[GOAL]: Write out every record in full, exactly as written, please.

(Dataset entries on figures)
□ □ □ □ □ □ □
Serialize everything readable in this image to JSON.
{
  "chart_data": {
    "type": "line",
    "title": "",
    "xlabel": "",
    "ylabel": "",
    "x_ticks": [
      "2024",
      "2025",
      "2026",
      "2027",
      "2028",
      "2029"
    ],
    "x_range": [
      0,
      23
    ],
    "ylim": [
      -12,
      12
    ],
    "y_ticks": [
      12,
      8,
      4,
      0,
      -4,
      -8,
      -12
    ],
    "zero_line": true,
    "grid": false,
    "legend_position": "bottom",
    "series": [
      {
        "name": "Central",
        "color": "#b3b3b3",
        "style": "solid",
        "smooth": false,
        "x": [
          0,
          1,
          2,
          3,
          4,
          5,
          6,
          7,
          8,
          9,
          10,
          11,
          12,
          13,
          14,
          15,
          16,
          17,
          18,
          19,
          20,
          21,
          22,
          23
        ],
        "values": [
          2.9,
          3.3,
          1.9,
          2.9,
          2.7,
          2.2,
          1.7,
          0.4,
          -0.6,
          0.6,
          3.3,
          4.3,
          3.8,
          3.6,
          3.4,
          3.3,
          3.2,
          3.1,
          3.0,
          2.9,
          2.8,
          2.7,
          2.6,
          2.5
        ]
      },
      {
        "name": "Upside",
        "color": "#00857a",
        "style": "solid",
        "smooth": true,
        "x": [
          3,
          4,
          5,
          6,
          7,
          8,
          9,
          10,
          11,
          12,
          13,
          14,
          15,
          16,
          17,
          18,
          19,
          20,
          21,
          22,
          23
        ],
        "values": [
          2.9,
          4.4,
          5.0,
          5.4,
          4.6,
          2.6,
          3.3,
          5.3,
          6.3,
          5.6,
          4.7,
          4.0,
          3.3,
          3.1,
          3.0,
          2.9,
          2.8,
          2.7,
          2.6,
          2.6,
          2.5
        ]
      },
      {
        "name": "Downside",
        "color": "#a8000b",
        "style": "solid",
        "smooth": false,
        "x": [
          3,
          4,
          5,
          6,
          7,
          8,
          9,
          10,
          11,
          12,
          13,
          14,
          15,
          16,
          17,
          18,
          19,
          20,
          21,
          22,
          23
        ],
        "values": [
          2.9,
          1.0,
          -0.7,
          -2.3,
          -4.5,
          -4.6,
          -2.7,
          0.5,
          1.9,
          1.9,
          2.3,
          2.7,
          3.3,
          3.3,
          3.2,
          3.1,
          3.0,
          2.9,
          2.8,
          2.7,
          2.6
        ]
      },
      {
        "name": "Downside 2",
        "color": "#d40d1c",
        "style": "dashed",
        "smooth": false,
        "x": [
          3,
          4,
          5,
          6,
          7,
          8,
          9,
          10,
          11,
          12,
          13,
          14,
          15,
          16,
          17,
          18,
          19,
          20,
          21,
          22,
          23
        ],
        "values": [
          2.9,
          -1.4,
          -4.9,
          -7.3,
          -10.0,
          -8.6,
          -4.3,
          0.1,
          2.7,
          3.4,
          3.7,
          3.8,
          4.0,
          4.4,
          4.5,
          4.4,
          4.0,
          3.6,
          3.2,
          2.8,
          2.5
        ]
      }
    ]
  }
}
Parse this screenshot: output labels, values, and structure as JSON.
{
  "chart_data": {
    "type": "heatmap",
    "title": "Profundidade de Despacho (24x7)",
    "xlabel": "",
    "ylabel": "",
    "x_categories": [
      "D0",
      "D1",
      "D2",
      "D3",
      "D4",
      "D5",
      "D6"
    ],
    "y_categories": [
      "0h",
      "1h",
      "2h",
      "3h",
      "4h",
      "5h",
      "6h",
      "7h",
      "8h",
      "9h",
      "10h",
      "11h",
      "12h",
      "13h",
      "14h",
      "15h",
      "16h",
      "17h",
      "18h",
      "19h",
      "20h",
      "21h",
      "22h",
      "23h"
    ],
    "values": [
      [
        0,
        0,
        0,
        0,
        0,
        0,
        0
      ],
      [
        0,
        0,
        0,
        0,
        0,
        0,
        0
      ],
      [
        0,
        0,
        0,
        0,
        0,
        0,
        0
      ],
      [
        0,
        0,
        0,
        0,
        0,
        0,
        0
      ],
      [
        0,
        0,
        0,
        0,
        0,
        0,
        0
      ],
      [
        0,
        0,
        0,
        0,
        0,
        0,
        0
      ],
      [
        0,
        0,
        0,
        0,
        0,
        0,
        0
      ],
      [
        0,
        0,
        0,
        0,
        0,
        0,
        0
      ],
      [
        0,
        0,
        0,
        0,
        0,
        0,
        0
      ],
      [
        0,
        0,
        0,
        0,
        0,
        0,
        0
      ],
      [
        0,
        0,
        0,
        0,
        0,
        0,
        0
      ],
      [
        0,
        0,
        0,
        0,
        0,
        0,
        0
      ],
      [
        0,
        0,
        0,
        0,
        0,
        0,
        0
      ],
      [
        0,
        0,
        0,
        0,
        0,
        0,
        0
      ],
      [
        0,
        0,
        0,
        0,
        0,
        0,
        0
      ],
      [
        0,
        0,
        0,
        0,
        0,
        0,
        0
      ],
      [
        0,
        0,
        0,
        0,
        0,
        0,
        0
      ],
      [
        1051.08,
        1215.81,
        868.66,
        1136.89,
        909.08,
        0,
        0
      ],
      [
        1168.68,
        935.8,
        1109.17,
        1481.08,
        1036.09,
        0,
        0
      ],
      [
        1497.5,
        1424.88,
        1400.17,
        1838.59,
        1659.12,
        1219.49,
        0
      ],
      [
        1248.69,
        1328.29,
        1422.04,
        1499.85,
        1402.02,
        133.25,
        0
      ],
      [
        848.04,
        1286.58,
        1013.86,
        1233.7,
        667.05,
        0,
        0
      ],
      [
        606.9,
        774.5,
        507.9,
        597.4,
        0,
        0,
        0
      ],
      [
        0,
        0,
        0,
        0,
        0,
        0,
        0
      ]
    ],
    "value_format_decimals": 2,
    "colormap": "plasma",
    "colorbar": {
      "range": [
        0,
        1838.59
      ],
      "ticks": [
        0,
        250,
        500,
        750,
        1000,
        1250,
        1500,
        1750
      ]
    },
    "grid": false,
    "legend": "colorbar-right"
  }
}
□ □ □ □ □ □ □
[RESULT]:
Serialize everything readable in this image to JSON.
{
  "chart_data": {
    "type": "line",
    "title": "",
    "xlabel": "",
    "ylabel": "",
    "x_ticks": [
      "2024",
      "2025",
      "2026",
      "2027",
      "2028",
      "2029"
    ],
    "x_range": [
      0,
      23
    ],
    "ylim": [
      -12,
      12
    ],
    "y_ticks": [
      12,
      8,
      4,
      0,
      -4,
      -8,
      -12
    ],
    "zero_line": true,
    "grid": false,
    "legend_position": "bottom",
    "series": [
      {
        "name": "Central",
        "color": "#b3b3b3",
        "style": "solid",
        "smooth": false,
        "x": [
          0,
          1,
          2,
          3,
          4,
          5,
          6,
          7,
          8,
          9,
          10,
          11,
          12,
          13,
          14,
          15,
          16,
          17,
          18,
          19,
          20,
          21,
          22,
          23
        ],
        "values": [
          2.9,
          3.3,
          1.9,
          2.9,
          2.7,
          2.2,
          1.7,
          0.4,
          -0.6,
          0.6,
          3.3,
          4.3,
          3.8,
          3.6,
          3.4,
          3.3,
          3.2,
          3.1,
          3.0,
          2.9,
          2.8,
          2.7,
          2.6,
          2.5
        ]
      },
      {
        "name": "Upside",
        "color": "#00857a",
        "style": "solid",
        "smooth": true,
        "x": [
          3,
          4,
          5,
          6,
          7,
          8,
          9,
          10,
          11,
          12,
          13,
          14,
          15,
          16,
          17,
          18,
          19,
          20,
          21,
          22,
          23
        ],
        "values": [
          2.9,
          4.4,
          5.0,
          5.4,
          4.6,
          2.6,
          3.3,
          5.3,
          6.3,
          5.6,
          4.7,
          4.0,
          3.3,
          3.1,
          3.0,
          2.9,
          2.8,
          2.7,
          2.6,
          2.6,
          2.5
        ]
      },
      {
        "name": "Downside",
        "color": "#a8000b",
        "style": "solid",
        "smooth": false,
        "x": [
          3,
          4,
          5,
          6,
          7,
          8,
          9,
          10,
          11,
          12,
          13,
          14,
          15,
          16,
          17,
          18,
          19,
          20,
          21,
          22,
          23
        ],
        "values": [
          2.9,
          1.0,
          -0.7,
          -2.3,
          -4.5,
          -4.6,
          -2.7,
          0.5,
          1.9,
          1.9,
          2.3,
          2.7,
          3.3,
          3.3,
          3.2,
          3.1,
          3.0,
          2.9,
          2.8,
          2.7,
          2.6
        ]
      },
      {
        "name": "Downside 2",
        "color": "#d40d1c",
        "style": "dashed",
        "smooth": false,
        "x": [
          3,
          4,
          5,
          6,
          7,
          8,
          9,
          10,
          11,
          12,
          13,
          14,
          15,
          16,
          17,
          18,
          19,
          20,
          21,
          22,
          23
        ],
        "values": [
          2.9,
          -1.4,
          -4.9,
          -7.3,
          -10.0,
          -8.6,
          -4.3,
          0.1,
          2.7,
          3.4,
          3.7,
          3.8,
          4.0,
          4.4,
          4.5,
          4.4,
          4.0,
          3.6,
          3.2,
          2.8,
          2.5
        ]
      }
    ]
  }
}
Parse this screenshot: output labels, values, and structure as JSON.
{
  "chart_data": {
    "type": "heatmap",
    "title": "Profundidade de Despacho (24x7)",
    "xlabel": "",
    "ylabel": "",
    "x_categories": [
      "D0",
      "D1",
      "D2",
      "D3",
      "D4",
      "D5",
      "D6"
    ],
    "y_categories": [
      "0h",
      "1h",
      "2h",
      "3h",
      "4h",
      "5h",
      "6h",
      "7h",
      "8h",
      "9h",
      "10h",
      "11h",
      "12h",
      "13h",
      "14h",
      "15h",
      "16h",
      "17h",
      "18h",
      "19h",
      "20h",
      "21h",
      "22h",
      "23h"
    ],
    "values": [
      [
        0,
        0,
        0,
        0,
        0,
        0,
        0
      ],
      [
        0,
        0,
        0,
        0,
        0,
        0,
        0
      ],
      [
        0,
        0,
        0,
        0,
        0,
        0,
        0
      ],
      [
        0,
        0,
        0,
        0,
        0,
        0,
        0
      ],
      [
        0,
        0,
        0,
        0,
        0,
        0,
        0
      ],
      [
        0,
        0,
        0,
        0,
        0,
        0,
        0
      ],
      [
        0,
        0,
        0,
        0,
        0,
        0,
        0
      ],
      [
        0,
        0,
        0,
        0,
        0,
        0,
        0
      ],
      [
        0,
        0,
        0,
        0,
        0,
        0,
        0
      ],
      [
        0,
        0,
        0,
        0,
        0,
        0,
        0
      ],
      [
        0,
        0,
        0,
        0,
        0,
        0,
        0
      ],
      [
        0,
        0,
        0,
        0,
        0,
        0,
        0
      ],
      [
        0,
        0,
        0,
        0,
        0,
        0,
        0
      ],
      [
        0,
        0,
        0,
        0,
        0,
        0,
        0
      ],
      [
        0,
        0,
        0,
        0,
        0,
        0,
        0
      ],
      [
        0,
        0,
        0,
        0,
        0,
        0,
        0
      ],
      [
        0,
        0,
        0,
        0,
        0,
        0,
        0
      ],
      [
        1051.08,
        1215.81,
        868.66,
        1136.89,
        909.08,
        0,
        0
      ],
      [
        1168.68,
        935.8,
        1109.17,
        1481.08,
        1036.09,
        0,
        0
      ],
      [
        1497.5,
        1424.88,
        1400.17,
        1838.59,
        1659.12,
        1219.49,
        0
      ],
      [
        1248.69,
        1328.29,
        1422.04,
        1499.85,
        1402.02,
        133.25,
        0
      ],
      [
        848.04,
        1286.58,
        1013.86,
        1233.7,
        667.05,
        0,
        0
      ],
      [
        606.9,
        774.5,
        507.9,
        597.4,
        0,
        0,
        0
      ],
      [
        0,
        0,
        0,
        0,
        0,
        0,
        0
      ]
    ],
    "value_format_decimals": 2,
    "colormap": "plasma",
    "colorbar": {
      "range": [
        0,
        1838.59
      ],
      "ticks": [
        0,
        250,
        500,
        750,
        1000,
        1250,
        1500,
        1750
      ]
    },
    "grid": false,
    "legend": "colorbar-right"
  }
}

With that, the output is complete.